### GIVEN EXERCISE:
Return the listing word for word, as given.

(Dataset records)
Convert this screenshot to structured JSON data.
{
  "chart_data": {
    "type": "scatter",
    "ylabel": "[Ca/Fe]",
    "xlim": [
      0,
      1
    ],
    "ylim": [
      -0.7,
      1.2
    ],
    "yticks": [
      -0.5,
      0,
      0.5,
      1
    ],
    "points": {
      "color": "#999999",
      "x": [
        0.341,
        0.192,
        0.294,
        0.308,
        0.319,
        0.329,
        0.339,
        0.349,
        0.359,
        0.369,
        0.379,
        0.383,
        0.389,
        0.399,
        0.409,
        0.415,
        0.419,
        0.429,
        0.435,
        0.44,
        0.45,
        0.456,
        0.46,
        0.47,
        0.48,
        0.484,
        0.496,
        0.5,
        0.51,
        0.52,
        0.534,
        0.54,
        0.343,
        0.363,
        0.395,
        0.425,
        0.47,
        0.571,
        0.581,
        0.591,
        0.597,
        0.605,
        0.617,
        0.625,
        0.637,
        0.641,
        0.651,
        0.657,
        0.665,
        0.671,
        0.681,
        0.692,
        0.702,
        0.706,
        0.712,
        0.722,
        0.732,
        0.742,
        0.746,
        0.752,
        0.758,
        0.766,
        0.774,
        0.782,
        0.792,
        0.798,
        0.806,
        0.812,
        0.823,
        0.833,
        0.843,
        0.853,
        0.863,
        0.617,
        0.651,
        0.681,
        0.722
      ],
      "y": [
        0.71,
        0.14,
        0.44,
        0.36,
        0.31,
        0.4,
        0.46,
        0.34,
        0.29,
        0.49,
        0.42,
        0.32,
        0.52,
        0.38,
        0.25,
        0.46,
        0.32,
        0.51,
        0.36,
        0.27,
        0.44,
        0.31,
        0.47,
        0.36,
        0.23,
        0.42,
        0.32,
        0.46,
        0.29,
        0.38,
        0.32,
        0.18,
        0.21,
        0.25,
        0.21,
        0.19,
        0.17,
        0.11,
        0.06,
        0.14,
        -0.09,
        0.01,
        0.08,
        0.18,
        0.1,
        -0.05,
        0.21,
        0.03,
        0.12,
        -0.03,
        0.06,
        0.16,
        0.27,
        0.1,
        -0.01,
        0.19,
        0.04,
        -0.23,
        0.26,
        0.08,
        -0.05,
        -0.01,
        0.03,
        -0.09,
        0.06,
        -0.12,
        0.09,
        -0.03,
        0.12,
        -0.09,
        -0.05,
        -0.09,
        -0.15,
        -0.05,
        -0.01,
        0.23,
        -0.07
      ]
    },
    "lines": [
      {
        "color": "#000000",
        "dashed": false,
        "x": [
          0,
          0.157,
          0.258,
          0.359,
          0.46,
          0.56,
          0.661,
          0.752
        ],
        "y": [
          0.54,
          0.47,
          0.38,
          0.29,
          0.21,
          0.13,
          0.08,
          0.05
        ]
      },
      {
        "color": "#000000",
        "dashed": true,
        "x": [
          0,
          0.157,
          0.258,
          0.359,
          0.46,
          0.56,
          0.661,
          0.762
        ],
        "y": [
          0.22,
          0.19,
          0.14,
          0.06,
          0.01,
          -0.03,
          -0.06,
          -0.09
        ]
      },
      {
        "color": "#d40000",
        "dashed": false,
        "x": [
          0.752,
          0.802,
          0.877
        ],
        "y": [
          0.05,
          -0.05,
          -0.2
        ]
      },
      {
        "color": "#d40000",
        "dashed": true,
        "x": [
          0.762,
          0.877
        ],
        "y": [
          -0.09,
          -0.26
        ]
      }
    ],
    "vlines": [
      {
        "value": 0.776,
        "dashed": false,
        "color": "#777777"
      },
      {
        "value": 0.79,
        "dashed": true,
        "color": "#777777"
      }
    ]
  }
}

### RESULT:
Convert this screenshot to structured JSON data.
{
  "chart_data": {
    "type": "scatter",
    "ylabel": "[Ca/Fe]",
    "xlim": [
      0,
      1
    ],
    "ylim": [
      -0.7,
      1.2
    ],
    "yticks": [
      -0.5,
      0,
      0.5,
      1
    ],
    "points": {
      "color": "#999999",
      "x": [
        0.341,
        0.192,
        0.294,
        0.308,
        0.319,
        0.329,
        0.339,
        0.349,
        0.359,
        0.369,
        0.379,
        0.383,
        0.389,
        0.399,
        0.409,
        0.415,
        0.419,
        0.429,
        0.435,
        0.44,
        0.45,
        0.456,
        0.46,
        0.47,
        0.48,
        0.484,
        0.496,
        0.5,
        0.51,
        0.52,
        0.534,
        0.54,
        0.343,
        0.363,
        0.395,
        0.425,
        0.47,
        0.571,
        0.581,
        0.591,
        0.597,
        0.605,
        0.617,
        0.625,
        0.637,
        0.641,
        0.651,
        0.657,
        0.665,
        0.671,
        0.681,
        0.692,
        0.702,
        0.706,
        0.712,
        0.722,
        0.732,
        0.742,
        0.746,
        0.752,
        0.758,
        0.766,
        0.774,
        0.782,
        0.792,
        0.798,
        0.806,
        0.812,
        0.823,
        0.833,
        0.843,
        0.853,
        0.863,
        0.617,
        0.651,
        0.681,
        0.722
      ],
      "y": [
        0.71,
        0.14,
        0.44,
        0.36,
        0.31,
        0.4,
        0.46,
        0.34,
        0.29,
        0.49,
        0.42,
        0.32,
        0.52,
        0.38,
        0.25,
        0.46,
        0.32,
        0.51,
        0.36,
        0.27,
        0.44,
        0.31,
        0.47,
        0.36,
        0.23,
        0.42,
        0.32,
        0.46,
        0.29,
        0.38,
        0.32,
        0.18,
        0.21,
        0.25,
        0.21,
        0.19,
        0.17,
        0.11,
        0.06,
        0.14,
        -0.09,
        0.01,
        0.08,
        0.18,
        0.1,
        -0.05,
        0.21,
        0.03,
        0.12,
        -0.03,
        0.06,
        0.16,
        0.27,
        0.1,
        -0.01,
        0.19,
        0.04,
        -0.23,
        0.26,
        0.08,
        -0.05,
        -0.01,
        0.03,
        -0.09,
        0.06,
        -0.12,
        0.09,
        -0.03,
        0.12,
        -0.09,
        -0.05,
        -0.09,
        -0.15,
        -0.05,
        -0.01,
        0.23,
        -0.07
      ]
    },
    "lines": [
      {
        "color": "#000000",
        "dashed": false,
        "x": [
          0,
          0.157,
          0.258,
          0.359,
          0.46,
          0.56,
          0.661,
          0.752
        ],
        "y": [
          0.54,
          0.47,
          0.38,
          0.29,
          0.21,
          0.13,
          0.08,
          0.05
        ]
      },
      {
        "color": "#000000",
        "dashed": true,
        "x": [
          0,
          0.157,
          0.258,
          0.359,
          0.46,
          0.56,
          0.661,
          0.762
        ],
        "y": [
          0.22,
          0.19,
          0.14,
          0.06,
          0.01,
          -0.03,
          -0.06,
          -0.09
        ]
      },
      {
        "color": "#d40000",
        "dashed": false,
        "x": [
          0.752,
          0.802,
          0.877
        ],
        "y": [
          0.05,
          -0.05,
          -0.2
        ]
      },
      {
        "color": "#d40000",
        "dashed": true,
        "x": [
          0.762,
          0.877
        ],
        "y": [
          -0.09,
          -0.26
        ]
      }
    ],
    "vlines": [
      {
        "value": 0.776,
        "dashed": false,
        "color": "#777777"
      },
      {
        "value": 0.79,
        "dashed": true,
        "color": "#777777"
      }
    ]
  }
}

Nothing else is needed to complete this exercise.